Work to complete => Where a line in the listing below contains the word "dwóch", copy that line.

(Extracted records)
------------

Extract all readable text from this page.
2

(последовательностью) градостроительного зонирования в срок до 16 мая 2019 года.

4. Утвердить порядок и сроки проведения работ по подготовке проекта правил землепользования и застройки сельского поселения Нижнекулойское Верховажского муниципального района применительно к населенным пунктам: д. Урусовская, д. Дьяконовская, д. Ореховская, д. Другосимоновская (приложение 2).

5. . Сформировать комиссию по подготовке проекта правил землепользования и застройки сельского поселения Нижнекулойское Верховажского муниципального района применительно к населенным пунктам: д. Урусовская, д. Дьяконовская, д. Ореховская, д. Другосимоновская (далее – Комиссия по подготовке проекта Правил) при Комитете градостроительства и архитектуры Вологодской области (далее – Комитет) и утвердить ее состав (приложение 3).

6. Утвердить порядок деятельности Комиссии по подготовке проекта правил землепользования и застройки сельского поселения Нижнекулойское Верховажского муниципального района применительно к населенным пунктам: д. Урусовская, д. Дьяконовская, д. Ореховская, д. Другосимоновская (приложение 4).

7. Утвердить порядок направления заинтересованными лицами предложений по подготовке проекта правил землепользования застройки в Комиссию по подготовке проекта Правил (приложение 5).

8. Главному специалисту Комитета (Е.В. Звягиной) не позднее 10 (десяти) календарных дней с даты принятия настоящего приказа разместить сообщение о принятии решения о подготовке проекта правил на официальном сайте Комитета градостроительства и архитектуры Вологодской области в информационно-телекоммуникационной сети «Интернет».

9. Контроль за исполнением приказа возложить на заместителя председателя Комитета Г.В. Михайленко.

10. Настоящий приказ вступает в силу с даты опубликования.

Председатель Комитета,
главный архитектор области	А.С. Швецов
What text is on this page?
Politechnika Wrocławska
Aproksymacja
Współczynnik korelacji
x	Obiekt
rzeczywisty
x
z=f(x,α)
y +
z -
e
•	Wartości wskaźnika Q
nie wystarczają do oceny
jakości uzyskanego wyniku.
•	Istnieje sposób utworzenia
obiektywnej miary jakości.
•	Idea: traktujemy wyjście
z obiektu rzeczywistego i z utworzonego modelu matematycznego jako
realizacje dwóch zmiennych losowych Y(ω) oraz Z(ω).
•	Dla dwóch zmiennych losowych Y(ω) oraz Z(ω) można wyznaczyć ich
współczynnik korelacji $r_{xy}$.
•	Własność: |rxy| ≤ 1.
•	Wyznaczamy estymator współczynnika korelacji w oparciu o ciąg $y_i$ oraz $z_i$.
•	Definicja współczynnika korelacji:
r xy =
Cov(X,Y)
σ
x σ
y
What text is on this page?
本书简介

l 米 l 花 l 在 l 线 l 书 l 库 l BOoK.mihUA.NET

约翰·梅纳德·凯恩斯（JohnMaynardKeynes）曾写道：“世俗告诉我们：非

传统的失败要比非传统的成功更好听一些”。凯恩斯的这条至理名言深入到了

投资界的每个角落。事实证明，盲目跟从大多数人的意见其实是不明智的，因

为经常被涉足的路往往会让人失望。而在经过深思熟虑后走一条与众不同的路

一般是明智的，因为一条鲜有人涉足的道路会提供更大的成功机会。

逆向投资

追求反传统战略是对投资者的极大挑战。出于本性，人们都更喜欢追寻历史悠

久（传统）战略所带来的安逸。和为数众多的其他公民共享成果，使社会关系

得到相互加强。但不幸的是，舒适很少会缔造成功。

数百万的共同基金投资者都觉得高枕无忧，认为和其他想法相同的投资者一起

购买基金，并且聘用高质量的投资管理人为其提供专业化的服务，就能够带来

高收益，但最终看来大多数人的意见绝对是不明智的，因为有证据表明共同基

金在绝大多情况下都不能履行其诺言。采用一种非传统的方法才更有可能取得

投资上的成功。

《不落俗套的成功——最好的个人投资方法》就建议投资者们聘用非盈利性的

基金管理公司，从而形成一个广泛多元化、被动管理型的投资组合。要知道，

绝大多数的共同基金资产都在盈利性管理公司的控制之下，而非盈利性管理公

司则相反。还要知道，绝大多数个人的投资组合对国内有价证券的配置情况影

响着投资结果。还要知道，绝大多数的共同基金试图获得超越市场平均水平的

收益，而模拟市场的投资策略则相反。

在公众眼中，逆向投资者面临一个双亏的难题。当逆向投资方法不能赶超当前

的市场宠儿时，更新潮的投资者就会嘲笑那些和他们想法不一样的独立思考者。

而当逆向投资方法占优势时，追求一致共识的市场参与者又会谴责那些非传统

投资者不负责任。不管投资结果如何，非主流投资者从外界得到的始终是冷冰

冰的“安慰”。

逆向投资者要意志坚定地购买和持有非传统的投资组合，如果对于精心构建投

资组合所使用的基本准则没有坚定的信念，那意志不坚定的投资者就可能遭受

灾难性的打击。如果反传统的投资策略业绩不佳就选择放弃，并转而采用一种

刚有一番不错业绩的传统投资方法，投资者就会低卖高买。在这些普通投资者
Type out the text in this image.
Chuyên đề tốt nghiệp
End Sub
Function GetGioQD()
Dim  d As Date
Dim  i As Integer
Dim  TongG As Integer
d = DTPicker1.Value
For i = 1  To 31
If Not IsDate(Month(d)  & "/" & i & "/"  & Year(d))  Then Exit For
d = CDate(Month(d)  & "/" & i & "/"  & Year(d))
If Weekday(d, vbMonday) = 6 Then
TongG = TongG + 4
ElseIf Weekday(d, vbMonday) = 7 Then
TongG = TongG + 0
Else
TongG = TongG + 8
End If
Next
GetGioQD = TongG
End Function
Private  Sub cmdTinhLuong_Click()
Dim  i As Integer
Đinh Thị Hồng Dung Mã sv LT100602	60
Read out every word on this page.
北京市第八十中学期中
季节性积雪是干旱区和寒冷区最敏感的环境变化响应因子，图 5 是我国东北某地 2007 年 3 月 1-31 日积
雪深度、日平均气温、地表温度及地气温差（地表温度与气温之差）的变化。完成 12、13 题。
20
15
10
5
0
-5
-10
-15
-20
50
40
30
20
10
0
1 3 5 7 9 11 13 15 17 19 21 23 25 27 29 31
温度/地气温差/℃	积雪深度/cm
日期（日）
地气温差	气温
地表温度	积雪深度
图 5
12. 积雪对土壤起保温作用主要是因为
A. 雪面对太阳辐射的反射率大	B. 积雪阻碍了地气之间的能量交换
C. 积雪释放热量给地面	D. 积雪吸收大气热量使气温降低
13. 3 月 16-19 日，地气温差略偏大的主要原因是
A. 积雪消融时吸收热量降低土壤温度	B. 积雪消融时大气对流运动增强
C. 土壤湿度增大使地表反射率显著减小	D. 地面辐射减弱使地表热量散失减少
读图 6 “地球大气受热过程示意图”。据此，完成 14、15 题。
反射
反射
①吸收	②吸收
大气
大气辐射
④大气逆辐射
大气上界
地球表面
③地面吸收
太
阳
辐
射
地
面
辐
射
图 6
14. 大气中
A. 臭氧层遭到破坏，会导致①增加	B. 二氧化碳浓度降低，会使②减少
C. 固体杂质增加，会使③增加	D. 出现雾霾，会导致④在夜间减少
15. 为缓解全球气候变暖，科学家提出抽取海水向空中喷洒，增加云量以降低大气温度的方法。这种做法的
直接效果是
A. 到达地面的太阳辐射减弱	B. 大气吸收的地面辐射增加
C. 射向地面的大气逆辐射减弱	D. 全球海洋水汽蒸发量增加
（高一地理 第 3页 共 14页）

------------

Output for this exercise =>
realizacje dwóch zmiennych losowych Y(ω) oraz Z(ω).
•	Dla dwóch zmiennych losowych Y(ω) oraz Z(ω) można wyznaczyć ich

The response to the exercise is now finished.